(Records from a data source)
□ □ □ □ □ □ □

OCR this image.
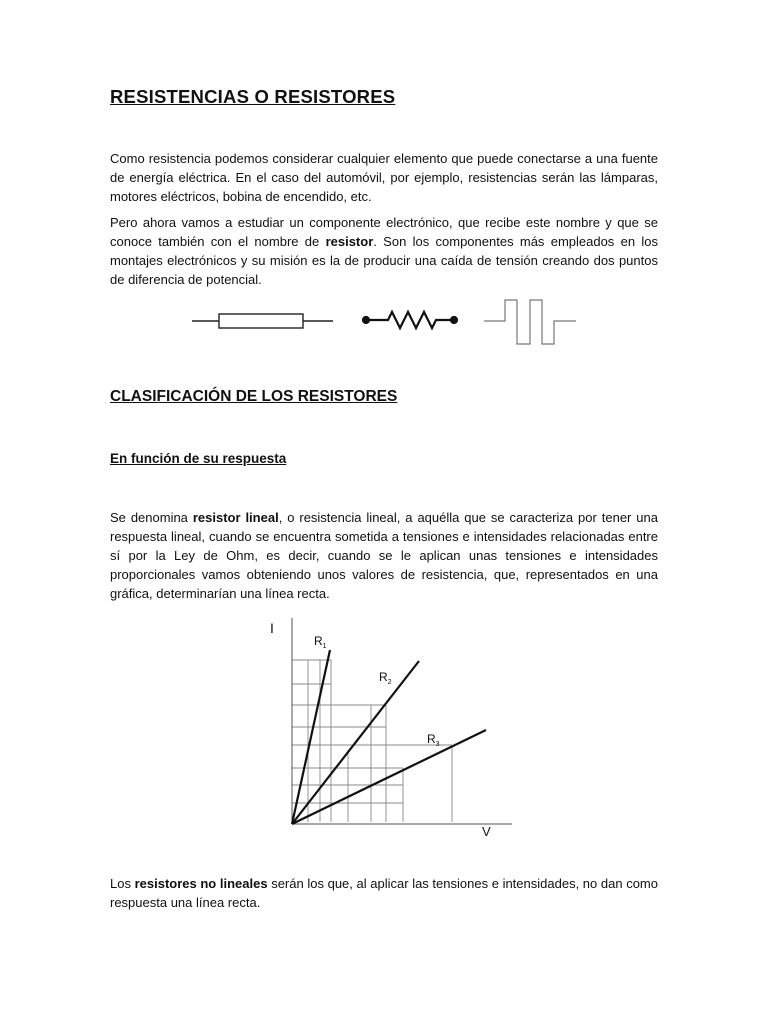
RESISTENCIAS O RESISTORES

Como resistencia podemos considerar cualquier elemento que puede conectarse a una fuente de energía eléctrica. En el caso del automóvil, por ejemplo, resistencias serán las lámparas, motores eléctricos, bobina de encendido, etc.

Pero ahora vamos a estudiar un componente electrónico, que recibe este nombre y que se conoce también con el nombre de resistor. Son los componentes más empleados en los montajes electrónicos y su misión es la de producir una caída de tensión creando dos puntos de diferencia de potencial.

CLASIFICACIÓN DE LOS RESISTORES
En función de su respuesta

Se denomina resistor lineal, o resistencia lineal, a aquélla que se caracteriza por tener una respuesta lineal, cuando se encuentra sometida a tensiones e intensidades relacionadas entre sí por la Ley de Ohm, es decir, cuando se le aplican unas tensiones e intensidades proporcionales vamos obteniendo unos valores de resistencia, que, representados en una gráfica, determinarían una línea recta.

Los resistores no lineales serán los que, al aplicar las tensiones e intensidades, no dan como respuesta una línea recta.

I
V
$R_1$
$R_2$
$R_3$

□ □ □ □ □ □ □

## Task statement:
Quote the full listing above word for word; exclude every picture from the copy.

## The output:
OCR this image.
RESISTENCIAS O RESISTORES

Como resistencia podemos considerar cualquier elemento que puede conectarse a una fuente de energía eléctrica. En el caso del automóvil, por ejemplo, resistencias serán las lámparas, motores eléctricos, bobina de encendido, etc.

Pero ahora vamos a estudiar un componente electrónico, que recibe este nombre y que se conoce también con el nombre de resistor. Son los componentes más empleados en los montajes electrónicos y su misión es la de producir una caída de tensión creando dos puntos de diferencia de potencial.

CLASIFICACIÓN DE LOS RESISTORES
En función de su respuesta

Se denomina resistor lineal, o resistencia lineal, a aquélla que se caracteriza por tener una respuesta lineal, cuando se encuentra sometida a tensiones e intensidades relacionadas entre sí por la Ley de Ohm, es decir, cuando se le aplican unas tensiones e intensidades proporcionales vamos obteniendo unos valores de resistencia, que, representados en una gráfica, determinarían una línea recta.

Los resistores no lineales serán los que, al aplicar las tensiones e intensidades, no dan como respuesta una línea recta.

I
V
$R_1$
$R_2$
$R_3$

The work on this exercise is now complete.